### Task directions
Each entry should be quoted word for word, including every mark of punctuation.

____________

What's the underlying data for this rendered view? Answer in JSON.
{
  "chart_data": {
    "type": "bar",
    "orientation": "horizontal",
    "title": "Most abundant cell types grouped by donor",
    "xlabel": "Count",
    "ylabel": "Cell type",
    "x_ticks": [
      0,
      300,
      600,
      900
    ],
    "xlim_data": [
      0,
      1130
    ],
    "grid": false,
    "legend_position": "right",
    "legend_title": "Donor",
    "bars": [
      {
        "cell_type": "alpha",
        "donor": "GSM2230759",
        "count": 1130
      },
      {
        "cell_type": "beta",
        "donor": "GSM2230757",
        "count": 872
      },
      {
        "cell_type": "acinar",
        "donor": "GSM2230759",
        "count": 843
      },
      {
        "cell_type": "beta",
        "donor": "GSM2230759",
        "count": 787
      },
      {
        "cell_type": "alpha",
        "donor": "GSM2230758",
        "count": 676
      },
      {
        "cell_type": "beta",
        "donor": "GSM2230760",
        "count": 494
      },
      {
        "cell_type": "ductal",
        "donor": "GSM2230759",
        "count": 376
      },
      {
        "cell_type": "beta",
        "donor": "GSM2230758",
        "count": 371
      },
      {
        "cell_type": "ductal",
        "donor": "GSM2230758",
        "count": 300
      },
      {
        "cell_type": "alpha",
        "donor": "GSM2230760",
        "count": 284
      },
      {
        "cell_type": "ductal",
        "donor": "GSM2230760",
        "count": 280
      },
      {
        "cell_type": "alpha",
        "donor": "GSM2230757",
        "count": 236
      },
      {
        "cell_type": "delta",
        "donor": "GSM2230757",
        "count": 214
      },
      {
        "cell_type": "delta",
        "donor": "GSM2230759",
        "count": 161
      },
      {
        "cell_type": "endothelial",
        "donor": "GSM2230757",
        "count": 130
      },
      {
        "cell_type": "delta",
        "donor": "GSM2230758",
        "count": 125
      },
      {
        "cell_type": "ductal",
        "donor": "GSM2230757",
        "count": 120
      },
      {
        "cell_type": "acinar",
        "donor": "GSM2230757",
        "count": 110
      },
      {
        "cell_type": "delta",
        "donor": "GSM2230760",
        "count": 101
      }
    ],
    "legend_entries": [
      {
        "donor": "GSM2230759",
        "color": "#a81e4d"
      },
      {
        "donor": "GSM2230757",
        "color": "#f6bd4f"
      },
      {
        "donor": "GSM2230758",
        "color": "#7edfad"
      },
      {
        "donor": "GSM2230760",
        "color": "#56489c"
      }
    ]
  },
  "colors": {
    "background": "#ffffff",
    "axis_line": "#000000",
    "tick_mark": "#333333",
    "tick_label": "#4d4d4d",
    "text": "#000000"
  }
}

____________

### Worked answer
What's the underlying data for this rendered view? Answer in JSON.
{
  "chart_data": {
    "type": "bar",
    "orientation": "horizontal",
    "title": "Most abundant cell types grouped by donor",
    "xlabel": "Count",
    "ylabel": "Cell type",
    "x_ticks": [
      0,
      300,
      600,
      900
    ],
    "xlim_data": [
      0,
      1130
    ],
    "grid": false,
    "legend_position": "right",
    "legend_title": "Donor",
    "bars": [
      {
        "cell_type": "alpha",
        "donor": "GSM2230759",
        "count": 1130
      },
      {
        "cell_type": "beta",
        "donor": "GSM2230757",
        "count": 872
      },
      {
        "cell_type": "acinar",
        "donor": "GSM2230759",
        "count": 843
      },
      {
        "cell_type": "beta",
        "donor": "GSM2230759",
        "count": 787
      },
      {
        "cell_type": "alpha",
        "donor": "GSM2230758",
        "count": 676
      },
      {
        "cell_type": "beta",
        "donor": "GSM2230760",
        "count": 494
      },
      {
        "cell_type": "ductal",
        "donor": "GSM2230759",
        "count": 376
      },
      {
        "cell_type": "beta",
        "donor": "GSM2230758",
        "count": 371
      },
      {
        "cell_type": "ductal",
        "donor": "GSM2230758",
        "count": 300
      },
      {
        "cell_type": "alpha",
        "donor": "GSM2230760",
        "count": 284
      },
      {
        "cell_type": "ductal",
        "donor": "GSM2230760",
        "count": 280
      },
      {
        "cell_type": "alpha",
        "donor": "GSM2230757",
        "count": 236
      },
      {
        "cell_type": "delta",
        "donor": "GSM2230757",
        "count": 214
      },
      {
        "cell_type": "delta",
        "donor": "GSM2230759",
        "count": 161
      },
      {
        "cell_type": "endothelial",
        "donor": "GSM2230757",
        "count": 130
      },
      {
        "cell_type": "delta",
        "donor": "GSM2230758",
        "count": 125
      },
      {
        "cell_type": "ductal",
        "donor": "GSM2230757",
        "count": 120
      },
      {
        "cell_type": "acinar",
        "donor": "GSM2230757",
        "count": 110
      },
      {
        "cell_type": "delta",
        "donor": "GSM2230760",
        "count": 101
      }
    ],
    "legend_entries": [
      {
        "donor": "GSM2230759",
        "color": "#a81e4d"
      },
      {
        "donor": "GSM2230757",
        "color": "#f6bd4f"
      },
      {
        "donor": "GSM2230758",
        "color": "#7edfad"
      },
      {
        "donor": "GSM2230760",
        "color": "#56489c"
      }
    ]
  },
  "colors": {
    "background": "#ffffff",
    "axis_line": "#000000",
    "tick_mark": "#333333",
    "tick_label": "#4d4d4d",
    "text": "#000000"
  }
}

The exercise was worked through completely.